* SUPPLIED RECORDS *
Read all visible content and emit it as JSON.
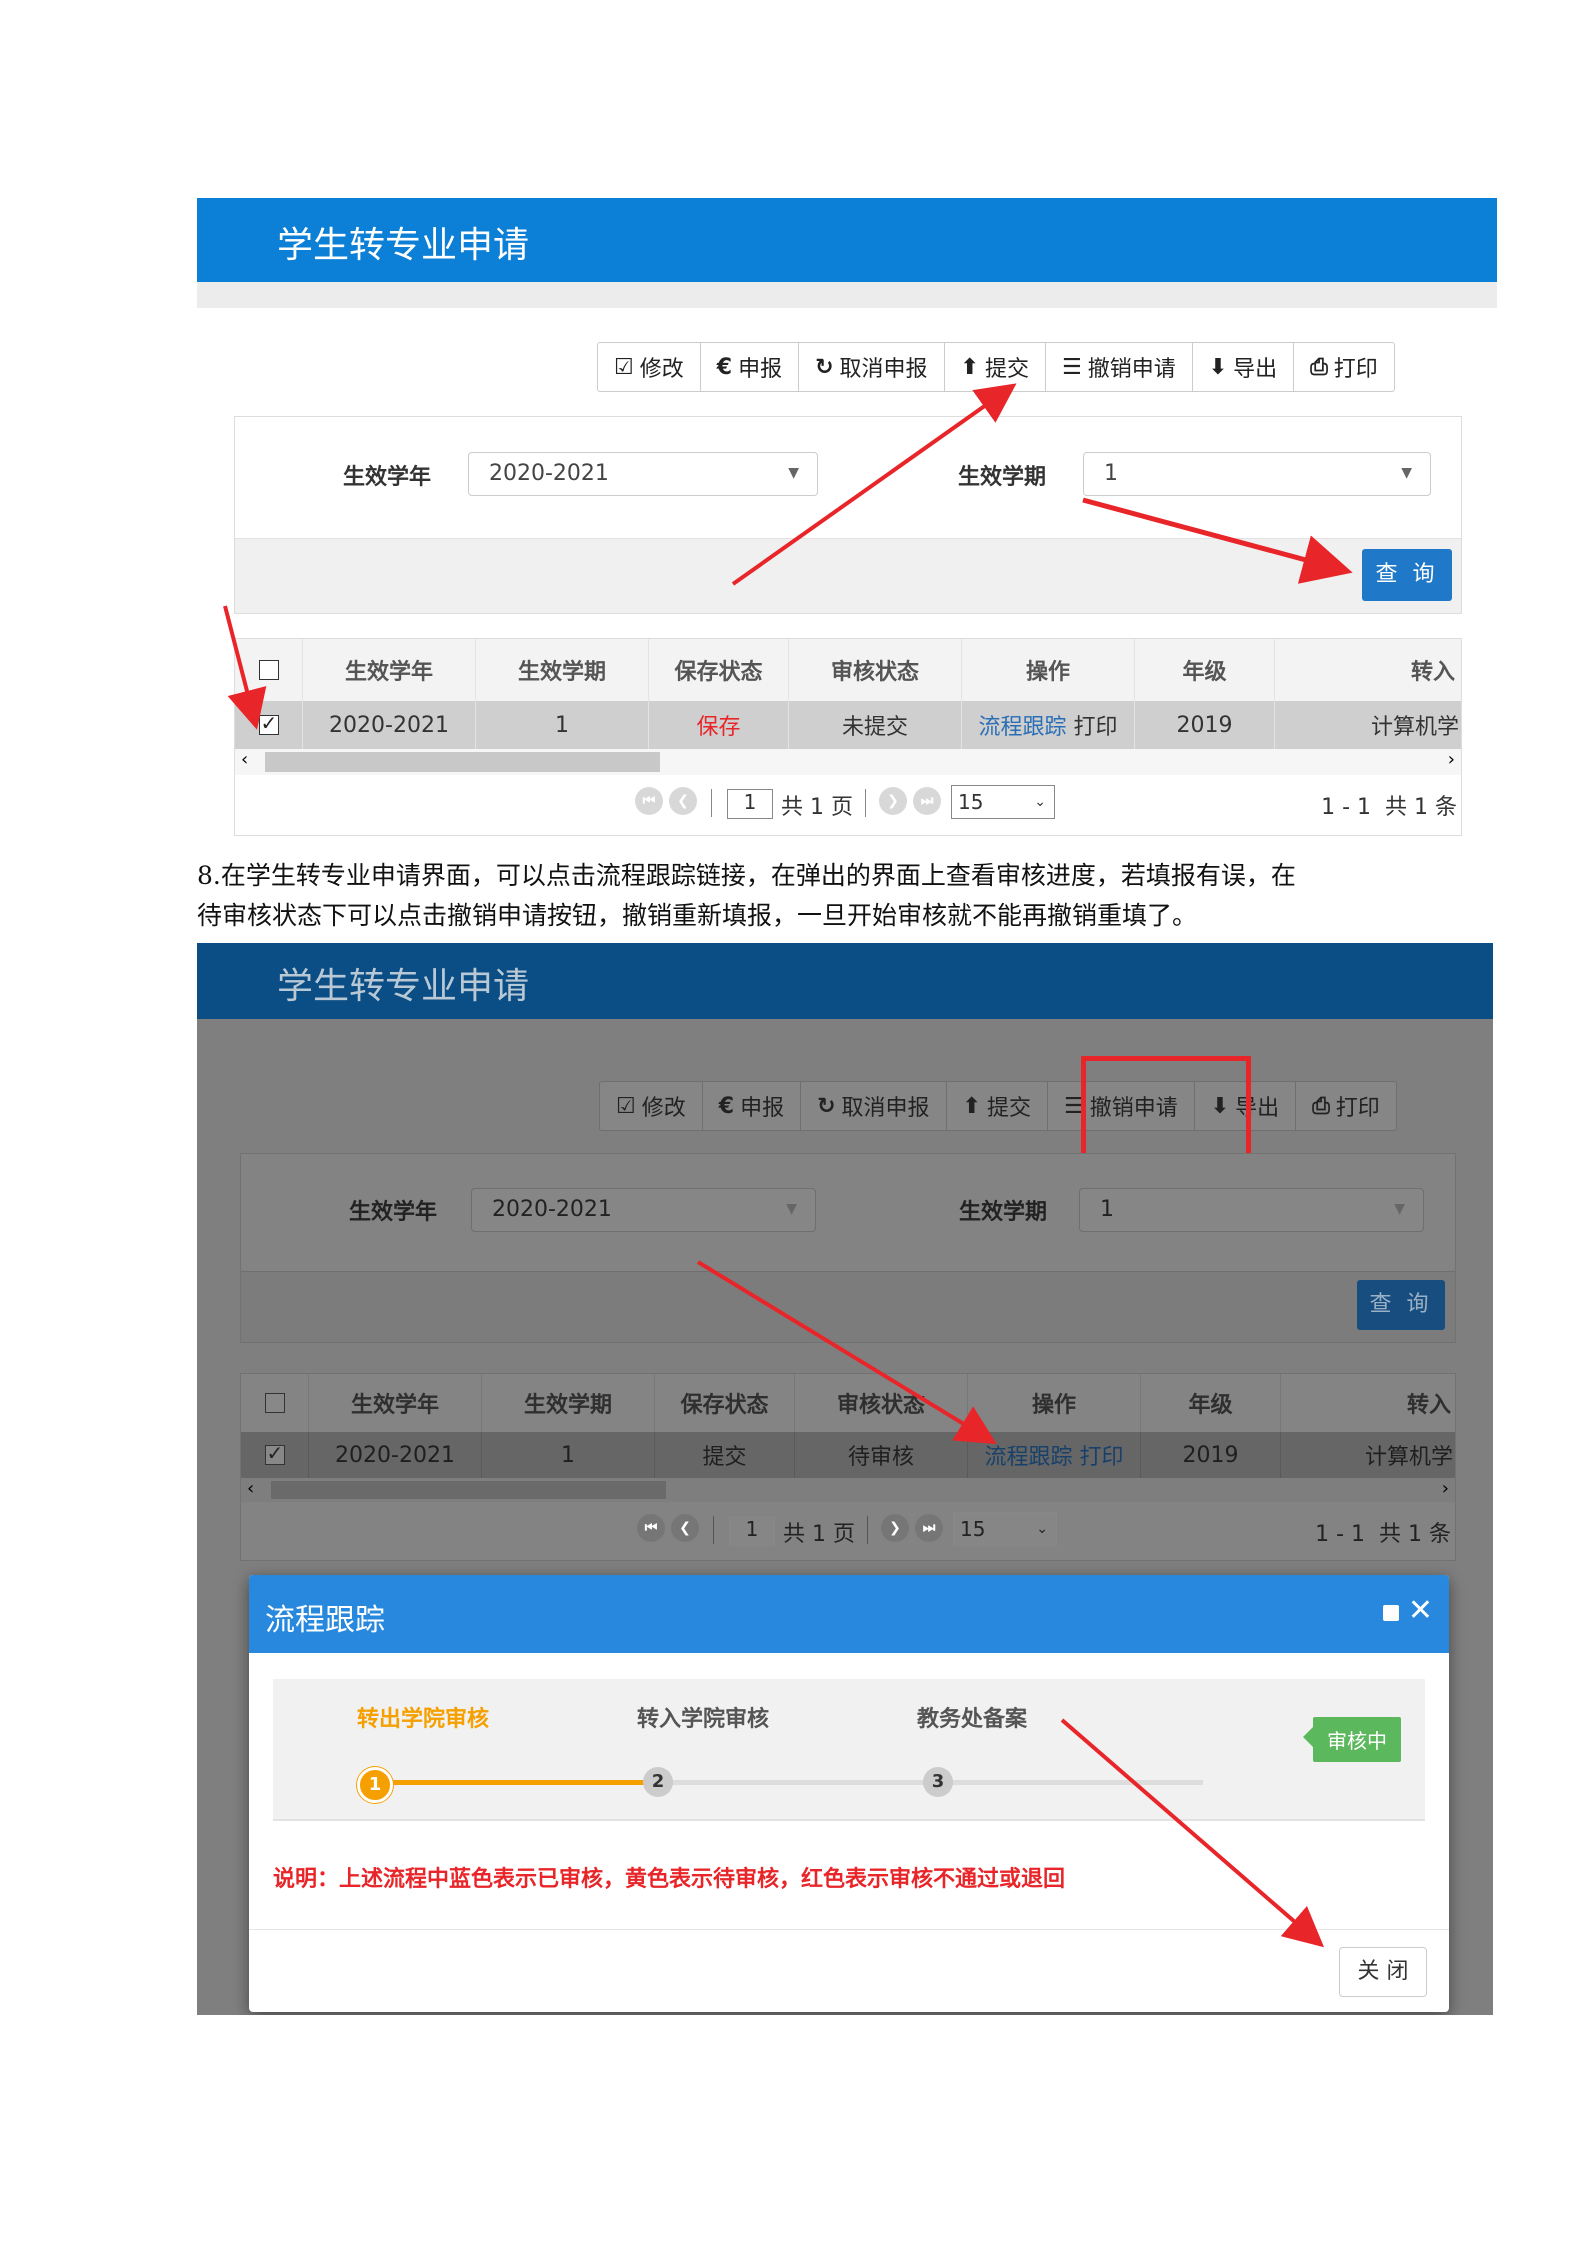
{
  "app_title": "学生转专业申请",
  "toolbar": {
    "edit": "修改",
    "declare": "申报",
    "cancel_declare": "取消申报",
    "submit": "提交",
    "revoke": "撤销申请",
    "export": "导出",
    "print": "打印"
  },
  "filter": {
    "year_label": "生效学年",
    "year_value": "2020-2021",
    "term_label": "生效学期",
    "term_value": "1",
    "query_button": "查 询"
  },
  "grid": {
    "columns": [
      "生效学年",
      "生效学期",
      "保存状态",
      "审核状态",
      "操作",
      "年级",
      "转入"
    ],
    "row1": {
      "year": "2020-2021",
      "term": "1",
      "save_status": "保存",
      "audit_status": "未提交",
      "op_track": "流程跟踪",
      "op_print": "打印",
      "grade": "2019",
      "target": "计算机学"
    },
    "row2": {
      "year": "2020-2021",
      "term": "1",
      "save_status": "提交",
      "audit_status": "待审核",
      "op_track": "流程跟踪",
      "op_print": "打印",
      "grade": "2019",
      "target": "计算机学"
    }
  },
  "pager": {
    "page_value": "1",
    "total_pages": "共 1 页",
    "page_size": "15",
    "summary": "1 - 1  共 1 条"
  },
  "paragraph": {
    "line1": "8.在学生转专业申请界面，可以点击流程跟踪链接，在弹出的界面上查看审核进度，若填报有误，在",
    "line2": "待审核状态下可以点击撤销申请按钮，撤销重新填报，一旦开始审核就不能再撤销重填了。"
  },
  "dialog": {
    "title": "流程跟踪",
    "steps": [
      {
        "label": "转出学院审核",
        "num": "1"
      },
      {
        "label": "转入学院审核",
        "num": "2"
      },
      {
        "label": "教务处备案",
        "num": "3"
      }
    ],
    "badge": "审核中",
    "note": "说明：上述流程中蓝色表示已审核，黄色表示待审核，红色表示审核不通过或退回",
    "close_button": "关 闭"
  },
  "colors": {
    "header_blue": "#0c7fd6",
    "accent_red": "#e8262a",
    "step_orange": "#f5a000",
    "badge_green": "#5cb85c"
  },
  "icons": [
    "edit-icon",
    "euro-icon",
    "refresh-icon",
    "upload-icon",
    "list-icon",
    "export-icon",
    "print-icon",
    "first-page-icon",
    "prev-page-icon",
    "next-page-icon",
    "last-page-icon",
    "maximize-icon",
    "close-icon"
  ]
}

* TASK DIRECTIONS *
Reproduce the whole listing word for word, setting aside any pictures.

* THE COMPLETED TASK *
Read all visible content and emit it as JSON.
{
  "app_title": "学生转专业申请",
  "toolbar": {
    "edit": "修改",
    "declare": "申报",
    "cancel_declare": "取消申报",
    "submit": "提交",
    "revoke": "撤销申请",
    "export": "导出",
    "print": "打印"
  },
  "filter": {
    "year_label": "生效学年",
    "year_value": "2020-2021",
    "term_label": "生效学期",
    "term_value": "1",
    "query_button": "查 询"
  },
  "grid": {
    "columns": [
      "生效学年",
      "生效学期",
      "保存状态",
      "审核状态",
      "操作",
      "年级",
      "转入"
    ],
    "row1": {
      "year": "2020-2021",
      "term": "1",
      "save_status": "保存",
      "audit_status": "未提交",
      "op_track": "流程跟踪",
      "op_print": "打印",
      "grade": "2019",
      "target": "计算机学"
    },
    "row2": {
      "year": "2020-2021",
      "term": "1",
      "save_status": "提交",
      "audit_status": "待审核",
      "op_track": "流程跟踪",
      "op_print": "打印",
      "grade": "2019",
      "target": "计算机学"
    }
  },
  "pager": {
    "page_value": "1",
    "total_pages": "共 1 页",
    "page_size": "15",
    "summary": "1 - 1  共 1 条"
  },
  "paragraph": {
    "line1": "8.在学生转专业申请界面，可以点击流程跟踪链接，在弹出的界面上查看审核进度，若填报有误，在",
    "line2": "待审核状态下可以点击撤销申请按钮，撤销重新填报，一旦开始审核就不能再撤销重填了。"
  },
  "dialog": {
    "title": "流程跟踪",
    "steps": [
      {
        "label": "转出学院审核",
        "num": "1"
      },
      {
        "label": "转入学院审核",
        "num": "2"
      },
      {
        "label": "教务处备案",
        "num": "3"
      }
    ],
    "badge": "审核中",
    "note": "说明：上述流程中蓝色表示已审核，黄色表示待审核，红色表示审核不通过或退回",
    "close_button": "关 闭"
  },
  "colors": {
    "header_blue": "#0c7fd6",
    "accent_red": "#e8262a",
    "step_orange": "#f5a000",
    "badge_green": "#5cb85c"
  },
  "icons": [
    "edit-icon",
    "euro-icon",
    "refresh-icon",
    "upload-icon",
    "list-icon",
    "export-icon",
    "print-icon",
    "first-page-icon",
    "prev-page-icon",
    "next-page-icon",
    "last-page-icon",
    "maximize-icon",
    "close-icon"
  ]
}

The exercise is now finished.